Exercise description:
Copy every entry precisely.
-------- Dataset records --------
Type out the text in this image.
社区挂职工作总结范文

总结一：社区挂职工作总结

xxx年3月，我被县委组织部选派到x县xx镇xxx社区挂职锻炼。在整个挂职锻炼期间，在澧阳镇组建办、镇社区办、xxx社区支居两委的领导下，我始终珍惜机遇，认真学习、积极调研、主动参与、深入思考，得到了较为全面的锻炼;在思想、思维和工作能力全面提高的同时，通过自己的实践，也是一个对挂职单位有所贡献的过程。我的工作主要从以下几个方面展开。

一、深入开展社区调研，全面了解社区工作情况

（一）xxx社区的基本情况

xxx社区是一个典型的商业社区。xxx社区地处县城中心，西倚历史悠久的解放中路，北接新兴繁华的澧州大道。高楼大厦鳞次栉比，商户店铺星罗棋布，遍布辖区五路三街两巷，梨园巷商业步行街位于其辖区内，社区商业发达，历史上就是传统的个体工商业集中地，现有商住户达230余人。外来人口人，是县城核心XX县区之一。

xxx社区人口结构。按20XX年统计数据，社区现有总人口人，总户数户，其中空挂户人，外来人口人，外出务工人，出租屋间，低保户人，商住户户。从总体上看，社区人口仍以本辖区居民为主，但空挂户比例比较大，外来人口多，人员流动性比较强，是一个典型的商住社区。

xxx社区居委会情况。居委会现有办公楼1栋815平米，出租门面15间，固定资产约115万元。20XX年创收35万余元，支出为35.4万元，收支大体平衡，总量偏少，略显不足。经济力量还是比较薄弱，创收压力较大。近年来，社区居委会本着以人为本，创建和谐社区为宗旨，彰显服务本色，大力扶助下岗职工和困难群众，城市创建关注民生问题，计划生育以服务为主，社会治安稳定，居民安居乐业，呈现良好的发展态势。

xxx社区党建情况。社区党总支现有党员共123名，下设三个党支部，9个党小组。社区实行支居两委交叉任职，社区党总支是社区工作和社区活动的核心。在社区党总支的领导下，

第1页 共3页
--------
Task output:
Type out the text in this image.
社区挂职工作总结范文

总结一：社区挂职工作总结

xxx年3月，我被县委组织部选派到x县xx镇xxx社区挂职锻炼。在整个挂职锻炼期间，在澧阳镇组建办、镇社区办、xxx社区支居两委的领导下，我始终珍惜机遇，认真学习、积极调研、主动参与、深入思考，得到了较为全面的锻炼;在思想、思维和工作能力全面提高的同时，通过自己的实践，也是一个对挂职单位有所贡献的过程。我的工作主要从以下几个方面展开。

一、深入开展社区调研，全面了解社区工作情况

（一）xxx社区的基本情况

xxx社区是一个典型的商业社区。xxx社区地处县城中心，西倚历史悠久的解放中路，北接新兴繁华的澧州大道。高楼大厦鳞次栉比，商户店铺星罗棋布，遍布辖区五路三街两巷，梨园巷商业步行街位于其辖区内，社区商业发达，历史上就是传统的个体工商业集中地，现有商住户达230余人。外来人口人，是县城核心XX县区之一。

xxx社区人口结构。按20XX年统计数据，社区现有总人口人，总户数户，其中空挂户人，外来人口人，外出务工人，出租屋间，低保户人，商住户户。从总体上看，社区人口仍以本辖区居民为主，但空挂户比例比较大，外来人口多，人员流动性比较强，是一个典型的商住社区。

xxx社区居委会情况。居委会现有办公楼1栋815平米，出租门面15间，固定资产约115万元。20XX年创收35万余元，支出为35.4万元，收支大体平衡，总量偏少，略显不足。经济力量还是比较薄弱，创收压力较大。近年来，社区居委会本着以人为本，创建和谐社区为宗旨，彰显服务本色，大力扶助下岗职工和困难群众，城市创建关注民生问题，计划生育以服务为主，社会治安稳定，居民安居乐业，呈现良好的发展态势。

xxx社区党建情况。社区党总支现有党员共123名，下设三个党支部，9个党小组。社区实行支居两委交叉任职，社区党总支是社区工作和社区活动的核心。在社区党总支的领导下，

第1页 共3页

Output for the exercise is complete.